TASK STATEMENT
Narrow the data below down to the lines containing "title".

DATA FOR THIS EXERCISE
## START
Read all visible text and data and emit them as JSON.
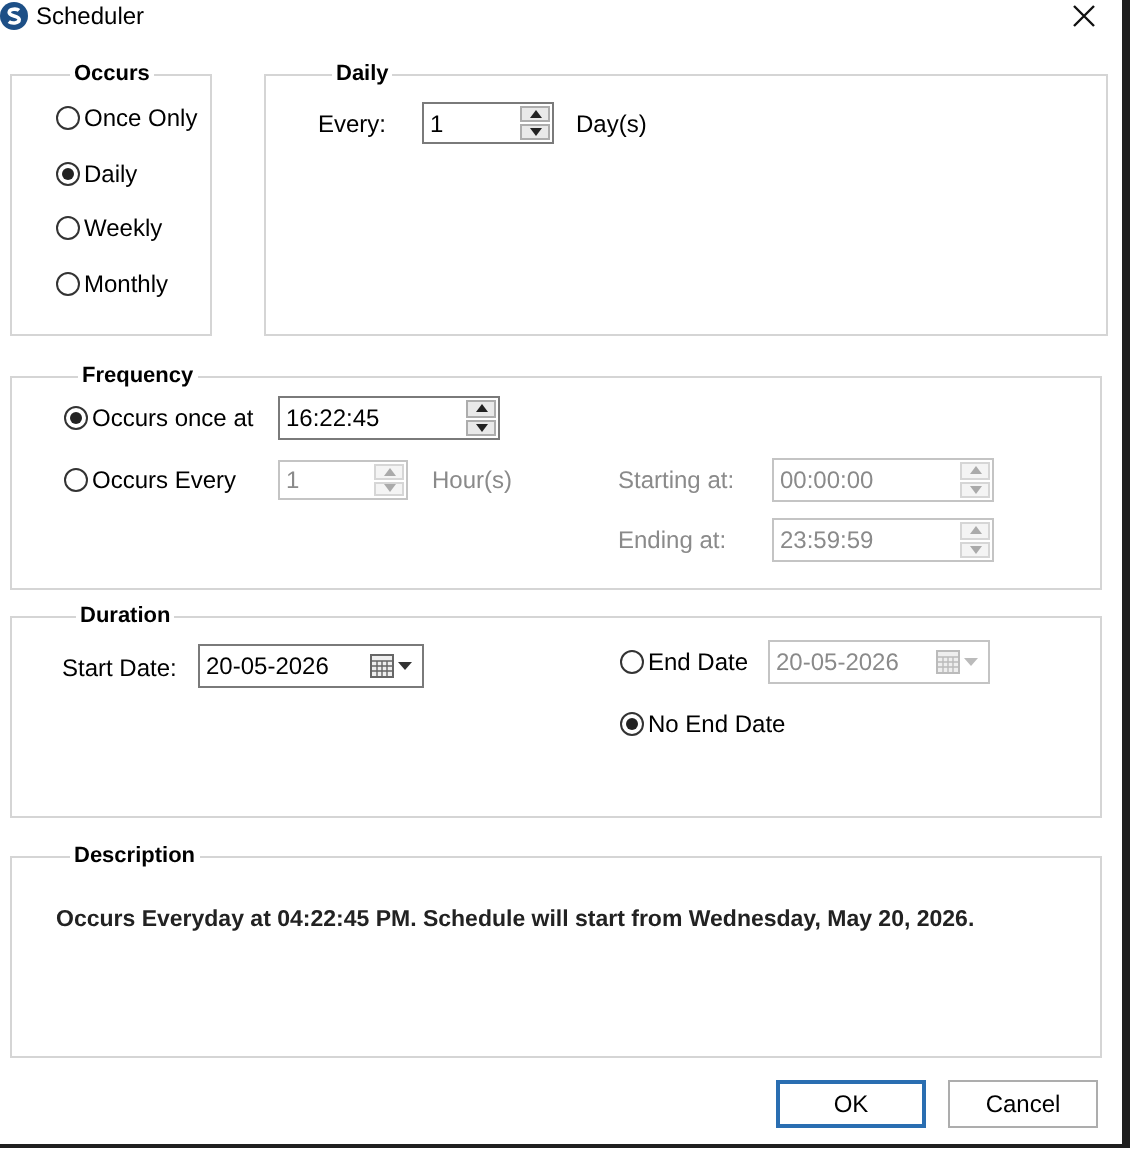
{
  "window": {
    "title": "Scheduler"
  },
  "occurs": {
    "title": "Occurs",
    "options": [
      {
        "label": "Once Only",
        "selected": false
      },
      {
        "label": "Daily",
        "selected": true
      },
      {
        "label": "Weekly",
        "selected": false
      },
      {
        "label": "Monthly",
        "selected": false
      }
    ]
  },
  "daily": {
    "title": "Daily",
    "every_label": "Every:",
    "every_value": "1",
    "unit": "Day(s)"
  },
  "frequency": {
    "title": "Frequency",
    "options": [
      {
        "label": "Occurs once at",
        "selected": true
      },
      {
        "label": "Occurs Every",
        "selected": false
      }
    ],
    "once_time": "16:22:45",
    "every_value": "1",
    "every_unit": "Hour(s)",
    "starting_label": "Starting at:",
    "starting_value": "00:00:00",
    "ending_label": "Ending at:",
    "ending_value": "23:59:59"
  },
  "duration": {
    "title": "Duration",
    "start_label": "Start Date:",
    "start_value": "20-05-2026",
    "end_options": [
      {
        "label": "End Date",
        "selected": false
      },
      {
        "label": "No End Date",
        "selected": true
      }
    ],
    "end_value": "20-05-2026"
  },
  "description": {
    "title": "Description",
    "text": "Occurs Everyday at 04:22:45 PM. Schedule will start from Wednesday, May 20, 2026."
  },
  "buttons": [
    {
      "label": "OK",
      "default": true
    },
    {
      "label": "Cancel",
      "default": false
    }
  ]
}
## END
ANSWER
    "title": "Scheduler"
    "title": "Occurs",
    "title": "Daily",
    "title": "Frequency",
    "title": "Duration",
    "title": "Description",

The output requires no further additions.